▶ **Task description**: Below are the records. Count the lines containing the string "also", and reply with the number alone.

— Begin —

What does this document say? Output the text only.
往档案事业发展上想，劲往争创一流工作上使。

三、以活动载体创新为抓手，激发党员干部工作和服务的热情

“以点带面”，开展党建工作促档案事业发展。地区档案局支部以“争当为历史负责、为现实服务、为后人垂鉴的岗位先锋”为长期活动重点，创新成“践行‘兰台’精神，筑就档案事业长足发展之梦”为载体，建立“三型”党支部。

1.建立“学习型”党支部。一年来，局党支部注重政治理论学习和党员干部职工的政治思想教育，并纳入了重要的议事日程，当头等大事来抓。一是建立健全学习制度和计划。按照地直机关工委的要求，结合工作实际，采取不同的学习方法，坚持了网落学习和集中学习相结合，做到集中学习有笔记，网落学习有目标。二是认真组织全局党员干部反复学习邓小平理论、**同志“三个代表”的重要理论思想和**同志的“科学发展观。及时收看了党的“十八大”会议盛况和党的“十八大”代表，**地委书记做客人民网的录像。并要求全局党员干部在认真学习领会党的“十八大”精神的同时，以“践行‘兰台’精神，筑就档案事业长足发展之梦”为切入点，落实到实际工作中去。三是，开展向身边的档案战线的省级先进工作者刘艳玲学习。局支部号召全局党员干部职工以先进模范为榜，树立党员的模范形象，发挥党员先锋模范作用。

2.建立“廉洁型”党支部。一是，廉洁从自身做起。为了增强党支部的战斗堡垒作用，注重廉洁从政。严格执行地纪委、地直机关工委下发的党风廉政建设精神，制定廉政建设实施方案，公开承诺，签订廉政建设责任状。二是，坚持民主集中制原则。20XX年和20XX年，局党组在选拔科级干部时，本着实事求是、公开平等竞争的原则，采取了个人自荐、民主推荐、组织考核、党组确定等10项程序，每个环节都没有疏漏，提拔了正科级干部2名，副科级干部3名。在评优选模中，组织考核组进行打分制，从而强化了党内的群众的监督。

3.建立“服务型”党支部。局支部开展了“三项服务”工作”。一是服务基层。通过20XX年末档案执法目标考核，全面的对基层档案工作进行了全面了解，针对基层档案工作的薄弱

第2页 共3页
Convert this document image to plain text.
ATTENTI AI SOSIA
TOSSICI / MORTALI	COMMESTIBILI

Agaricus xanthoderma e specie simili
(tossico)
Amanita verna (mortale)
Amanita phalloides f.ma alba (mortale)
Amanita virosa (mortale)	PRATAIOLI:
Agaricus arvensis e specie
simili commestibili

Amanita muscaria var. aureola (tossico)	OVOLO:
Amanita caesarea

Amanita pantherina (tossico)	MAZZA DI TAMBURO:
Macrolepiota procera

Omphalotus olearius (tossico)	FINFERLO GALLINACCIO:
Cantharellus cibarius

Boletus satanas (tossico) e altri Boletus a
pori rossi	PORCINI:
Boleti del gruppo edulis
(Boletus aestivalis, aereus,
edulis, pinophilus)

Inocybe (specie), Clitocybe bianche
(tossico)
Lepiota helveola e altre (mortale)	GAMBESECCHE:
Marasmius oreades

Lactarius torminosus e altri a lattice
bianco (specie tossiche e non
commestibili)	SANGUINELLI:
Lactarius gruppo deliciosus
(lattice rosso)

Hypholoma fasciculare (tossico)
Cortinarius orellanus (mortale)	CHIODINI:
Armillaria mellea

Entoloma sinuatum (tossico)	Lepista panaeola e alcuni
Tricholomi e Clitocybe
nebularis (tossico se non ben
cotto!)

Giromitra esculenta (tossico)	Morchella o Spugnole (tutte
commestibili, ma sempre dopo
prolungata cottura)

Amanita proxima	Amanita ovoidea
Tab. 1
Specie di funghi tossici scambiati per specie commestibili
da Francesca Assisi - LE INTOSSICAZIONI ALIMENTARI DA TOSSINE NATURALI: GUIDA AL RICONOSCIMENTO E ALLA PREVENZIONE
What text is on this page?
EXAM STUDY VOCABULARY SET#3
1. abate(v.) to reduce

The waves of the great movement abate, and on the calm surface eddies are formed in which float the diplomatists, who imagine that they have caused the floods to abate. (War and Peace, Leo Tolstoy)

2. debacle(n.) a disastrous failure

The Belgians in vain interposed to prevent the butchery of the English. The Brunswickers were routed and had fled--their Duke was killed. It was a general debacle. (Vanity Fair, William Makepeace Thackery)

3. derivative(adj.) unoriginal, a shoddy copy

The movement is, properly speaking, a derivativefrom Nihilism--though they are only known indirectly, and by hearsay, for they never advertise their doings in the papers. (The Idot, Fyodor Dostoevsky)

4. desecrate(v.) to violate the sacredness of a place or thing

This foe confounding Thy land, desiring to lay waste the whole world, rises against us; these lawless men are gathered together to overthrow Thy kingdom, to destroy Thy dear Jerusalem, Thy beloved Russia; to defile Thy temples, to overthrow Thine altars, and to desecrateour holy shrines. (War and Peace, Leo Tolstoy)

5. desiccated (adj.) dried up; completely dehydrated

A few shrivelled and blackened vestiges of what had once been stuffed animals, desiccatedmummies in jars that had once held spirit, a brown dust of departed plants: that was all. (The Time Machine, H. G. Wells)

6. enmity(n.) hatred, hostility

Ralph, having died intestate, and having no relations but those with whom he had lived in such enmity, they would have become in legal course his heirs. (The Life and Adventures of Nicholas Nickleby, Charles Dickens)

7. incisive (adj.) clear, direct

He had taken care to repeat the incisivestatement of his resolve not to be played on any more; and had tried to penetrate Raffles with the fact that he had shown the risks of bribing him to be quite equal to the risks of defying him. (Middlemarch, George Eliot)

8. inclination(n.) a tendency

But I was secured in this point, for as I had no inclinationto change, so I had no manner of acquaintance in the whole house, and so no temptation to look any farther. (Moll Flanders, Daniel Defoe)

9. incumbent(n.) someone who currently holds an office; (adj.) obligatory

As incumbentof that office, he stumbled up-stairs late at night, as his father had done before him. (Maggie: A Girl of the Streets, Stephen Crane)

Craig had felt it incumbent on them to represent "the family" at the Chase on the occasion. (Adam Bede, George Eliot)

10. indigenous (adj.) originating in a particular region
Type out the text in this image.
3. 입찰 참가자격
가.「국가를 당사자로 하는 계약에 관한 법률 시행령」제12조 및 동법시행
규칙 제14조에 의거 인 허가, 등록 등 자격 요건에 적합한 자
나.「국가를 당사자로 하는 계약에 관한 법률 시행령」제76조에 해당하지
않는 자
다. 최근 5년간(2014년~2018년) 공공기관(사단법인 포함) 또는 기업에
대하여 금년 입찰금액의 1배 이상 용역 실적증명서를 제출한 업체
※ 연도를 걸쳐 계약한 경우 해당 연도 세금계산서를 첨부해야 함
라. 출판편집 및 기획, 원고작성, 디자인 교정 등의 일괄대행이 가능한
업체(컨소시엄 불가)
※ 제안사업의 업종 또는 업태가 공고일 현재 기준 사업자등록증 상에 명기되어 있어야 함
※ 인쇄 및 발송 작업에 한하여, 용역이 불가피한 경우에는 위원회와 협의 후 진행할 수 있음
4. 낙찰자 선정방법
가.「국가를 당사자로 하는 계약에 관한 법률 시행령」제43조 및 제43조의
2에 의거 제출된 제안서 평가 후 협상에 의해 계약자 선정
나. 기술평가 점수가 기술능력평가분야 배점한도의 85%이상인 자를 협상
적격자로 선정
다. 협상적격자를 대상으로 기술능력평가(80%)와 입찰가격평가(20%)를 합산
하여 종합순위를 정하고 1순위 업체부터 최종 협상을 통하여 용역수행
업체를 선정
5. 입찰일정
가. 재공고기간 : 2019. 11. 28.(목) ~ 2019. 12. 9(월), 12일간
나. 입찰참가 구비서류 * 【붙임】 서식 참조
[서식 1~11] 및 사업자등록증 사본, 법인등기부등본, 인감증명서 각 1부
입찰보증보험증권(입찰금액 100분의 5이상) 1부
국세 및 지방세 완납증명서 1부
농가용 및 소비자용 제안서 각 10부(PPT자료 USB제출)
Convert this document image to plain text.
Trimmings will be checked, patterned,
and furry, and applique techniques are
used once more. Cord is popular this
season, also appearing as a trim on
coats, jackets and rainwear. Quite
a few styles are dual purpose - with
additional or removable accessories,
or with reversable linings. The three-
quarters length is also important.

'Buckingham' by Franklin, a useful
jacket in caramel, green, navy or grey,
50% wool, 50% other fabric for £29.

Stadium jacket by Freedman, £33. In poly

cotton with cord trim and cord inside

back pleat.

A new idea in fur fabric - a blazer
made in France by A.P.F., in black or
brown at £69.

— End —

▶ **Correct answer**: 2